▶ _OBJECTIVE_:
Read the records below. Copy each line where the string "dotyczące" occurs.

Dataset entries:
— BEGIN —

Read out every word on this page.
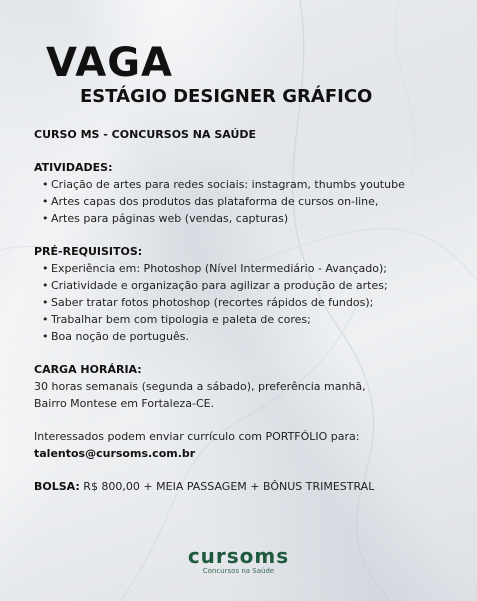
VAGA
ESTÁGIO DESIGNER GRÁFICO
CURSO MS - CONCURSOS NA SAÚDE
ATIVIDADES:
• Criação de artes para redes sociais: instagram, thumbs youtube
• Artes capas dos produtos das plataforma de cursos on-line,
• Artes para páginas web (vendas, capturas)
PRÉ-REQUISITOS:
• Experiência em: Photoshop (Nível Intermediário - Avançado);
• Criatividade e organização para agilizar a produção de artes;
• Saber tratar fotos photoshop (recortes rápidos de fundos);
• Trabalhar bem com tipologia e paleta de cores;
• Boa noção de português.
CARGA HORÁRIA:
30 horas semanais (segunda a sábado), preferência manhã,
Bairro Montese em Fortaleza-CE.
Interessados podem enviar currículo com PORTFÓLIO para:
talentos@cursoms.com.br
BOLSA: R$ 800,00 + MEIA PASSAGEM + BÔNUS TRIMESTRAL
cursoms
Concursos na Saúde
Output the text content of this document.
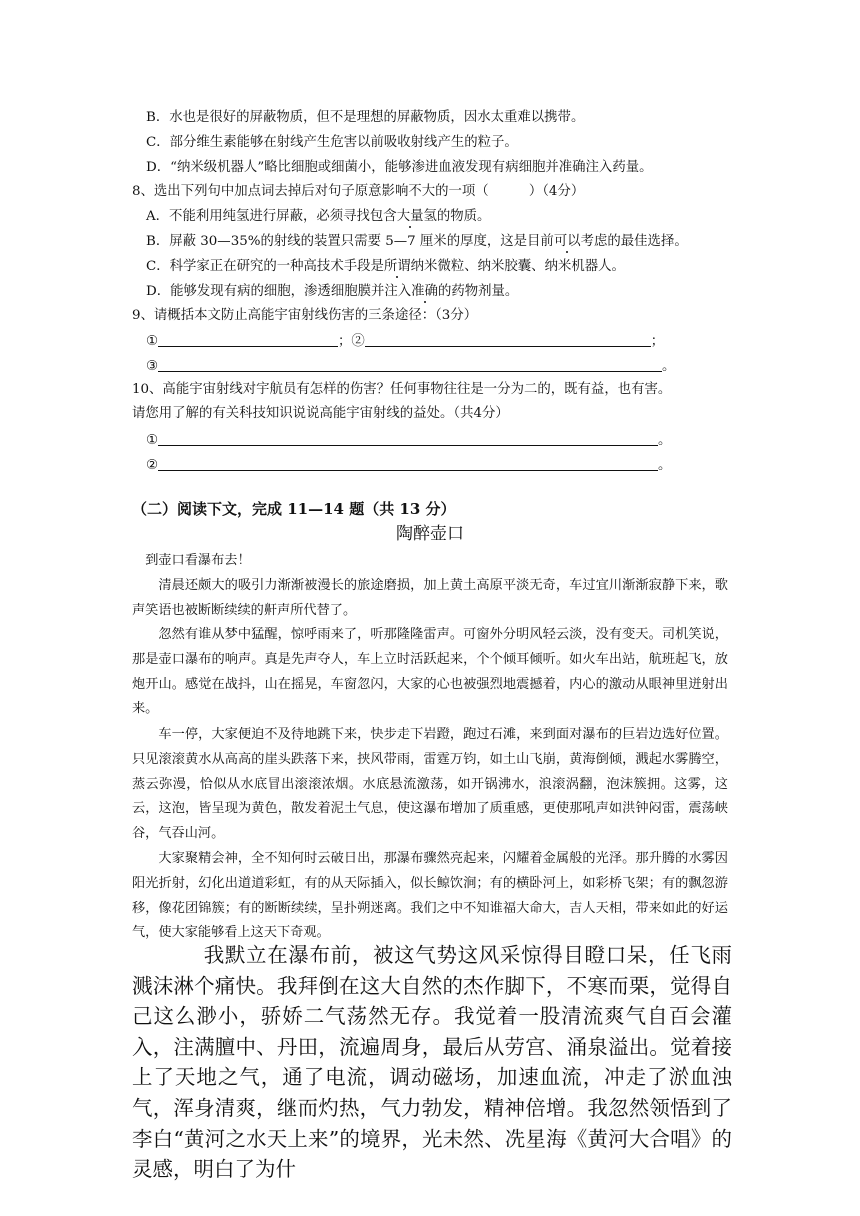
B．水也是很好的屏蔽物质，但不是理想的屏蔽物质，因水太重难以携带。
C．部分维生素能够在射线产生危害以前吸收射线产生的粒子。
D．“纳米级机器人”略比细胞或细菌小，能够渗进血液发现有病细胞并准确注入药量。
8、选出下列句中加点词去掉后对句子原意影响不大的一项（　　　）（4分）
A．不能利用纯氢进行屏蔽，必须寻找包含大量氢的物质。
B．屏蔽 30—35%的射线的装置只需要 5—7 厘米的厚度，这是目前可以考虑的最佳选择。
C．科学家正在研究的一种高技术手段是所谓纳米微粒、纳米胶囊、纳米机器人。
D．能够发现有病的细胞，渗透细胞膜并注入准确的药物剂量。
9、请概括本文防止高能宇宙射线伤害的三条途径：（3分）
①	；②	；
③	。
10、高能宇宙射线对宇航员有怎样的伤害？任何事物往往是一分为二的，既有益，也有害。
请您用了解的有关科技知识说说高能宇宙射线的益处。（共4分）
①	。
②	。
（二）阅读下文，完成 11—14 题（共 13 分）
陶醉壶口
到壶口看瀑布去！
清晨还颇大的吸引力渐渐被漫长的旅途磨损，加上黄土高原平淡无奇，车过宜川渐渐寂静下来，歌声笑语也被断断续续的鼾声所代替了。
忽然有谁从梦中猛醒，惊呼雨来了，听那隆隆雷声。可窗外分明风轻云淡，没有变天。司机笑说，那是壶口瀑布的响声。真是先声夺人，车上立时活跃起来，个个倾耳倾听。如火车出站，航班起飞，放炮开山。感觉在战抖，山在摇晃，车窗忽闪，大家的心也被强烈地震撼着，内心的激动从眼神里迸射出来。
车一停，大家便迫不及待地跳下来，快步走下岩蹬，跑过石滩，来到面对瀑布的巨岩边选好位置。只见滚滚黄水从高高的崖头跌落下来，挟风带雨，雷霆万钧，如土山飞崩，黄海倒倾，溅起水雾腾空，蒸云弥漫，恰似从水底冒出滚滚浓烟。水底悬流激荡，如开锅沸水，浪滚涡翻，泡沫簇拥。这雾，这云，这泡，皆呈现为黄色，散发着泥土气息，使这瀑布增加了质重感，更使那吼声如洪钟闷雷，震荡峡谷，气吞山河。
大家聚精会神，全不知何时云破日出，那瀑布骤然亮起来，闪耀着金属般的光泽。那升腾的水雾因阳光折射，幻化出道道彩虹，有的从天际插入，似长鲸饮涧；有的横卧河上，如彩桥飞架；有的飘忽游移，像花团锦簇；有的断断续续，呈扑朔迷离。我们之中不知谁福大命大，吉人天相，带来如此的好运气，使大家能够看上这天下奇观。
我默立在瀑布前，被这气势这风采惊得目瞪口呆，任飞雨溅沫淋个痛快。我拜倒在这大自然的杰作脚下，不寒而栗，觉得自己这么渺小，骄娇二气荡然无存。我觉着一股清流爽气自百会灌入，注满膻中、丹田，流遍周身，最后从劳宫、涌泉溢出。觉着接上了天地之气，通了电流，调动磁场，加速血流，冲走了淤血浊气，浑身清爽，继而灼热，气力勃发，精神倍增。我忽然领悟到了李白“黄河之水天上来”的境界，光未然、冼星海《黄河大合唱》的灵感，明白了为什
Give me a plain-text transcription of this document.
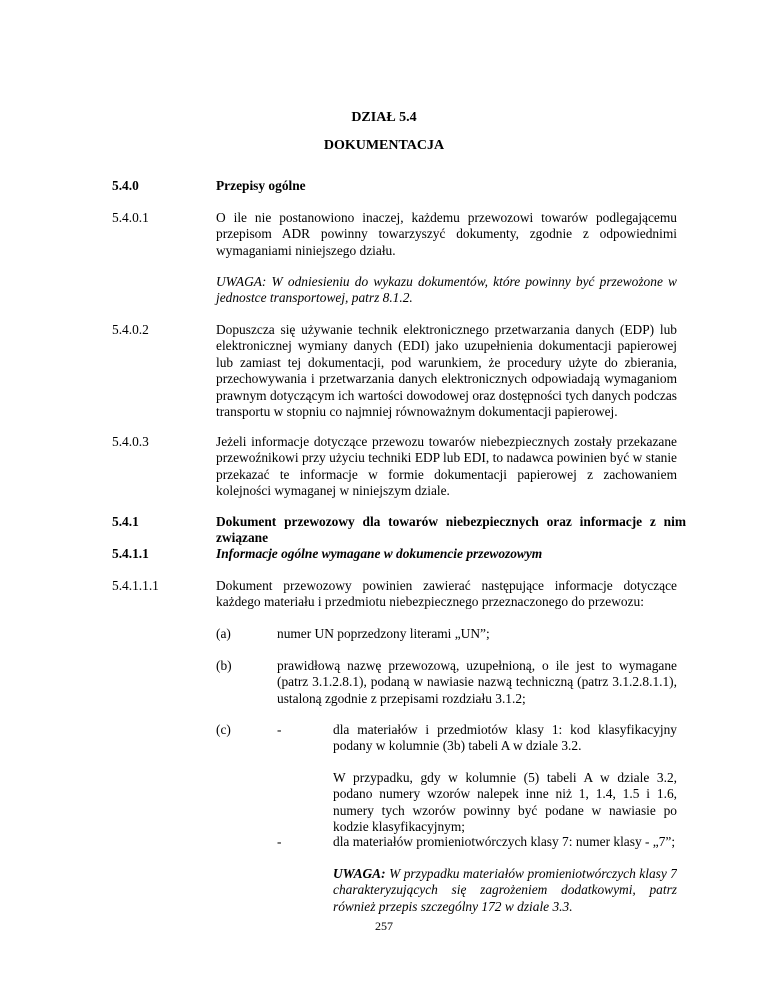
DZIAŁ 5.4
DOKUMENTACJA
5.4.0	Przepisy ogólne
5.4.0.1	O ile nie postanowiono inaczej, każdemu przewozowi towarów podlegającemu przepisom ADR powinny towarzyszyć dokumenty, zgodnie z odpowiednimi wymaganiami niniejszego działu.
UWAGA: W odniesieniu do wykazu dokumentów, które powinny być przewożone w jednostce transportowej, patrz 8.1.2.
5.4.0.2	Dopuszcza się używanie technik elektronicznego przetwarzania danych (EDP) lub elektronicznej wymiany danych (EDI) jako uzupełnienia dokumentacji papierowej lub zamiast tej dokumentacji, pod warunkiem, że procedury użyte do zbierania, przechowywania i przetwarzania danych elektronicznych odpowiadają wymaganiom prawnym dotyczącym ich wartości dowodowej oraz dostępności tych danych podczas transportu w stopniu co najmniej równoważnym dokumentacji papierowej.
5.4.0.3	Jeżeli informacje dotyczące przewozu towarów niebezpiecznych zostały przekazane przewoźnikowi przy użyciu techniki EDP lub EDI, to nadawca powinien być w stanie przekazać te informacje w formie dokumentacji papierowej z zachowaniem kolejności wymaganej w niniejszym dziale.
5.4.1	Dokument przewozowy dla towarów niebezpiecznych oraz informacje z nim związane
5.4.1.1	Informacje ogólne wymagane w dokumencie przewozowym
5.4.1.1.1	Dokument przewozowy powinien zawierać następujące informacje dotyczące każdego materiału i przedmiotu niebezpiecznego przeznaczonego do przewozu:
(a)	numer UN poprzedzony literami „UN”;
(b)	prawidłową nazwę przewozową, uzupełnioną, o ile jest to wymagane (patrz 3.1.2.8.1), podaną w nawiasie nazwą techniczną (patrz 3.1.2.8.1.1), ustaloną zgodnie z przepisami rozdziału 3.1.2;
(c)	-	dla materiałów i przedmiotów klasy 1: kod klasyfikacyjny podany w kolumnie (3b) tabeli A w dziale 3.2.
W przypadku, gdy w kolumnie (5) tabeli A w dziale 3.2, podano numery wzorów nalepek inne niż 1, 1.4, 1.5 i 1.6, numery tych wzorów powinny być podane w nawiasie po kodzie klasyfikacyjnym;
-	dla materiałów promieniotwórczych klasy 7: numer klasy - „7”;
UWAGA: W przypadku materiałów promieniotwórczych klasy 7 charakteryzujących się zagrożeniem dodatkowymi, patrz również przepis szczególny 172 w dziale 3.3.
257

— END —

▶ _RESULT_:
5.4.0.3	Jeżeli informacje dotyczące przewozu towarów niebezpiecznych zostały przekazane przewoźnikowi przy użyciu techniki EDP lub EDI, to nadawca powinien być w stanie przekazać te informacje w formie dokumentacji papierowej z zachowaniem kolejności wymaganej w niniejszym dziale.
5.4.1.1.1	Dokument przewozowy powinien zawierać następujące informacje dotyczące każdego materiału i przedmiotu niebezpiecznego przeznaczonego do przewozu:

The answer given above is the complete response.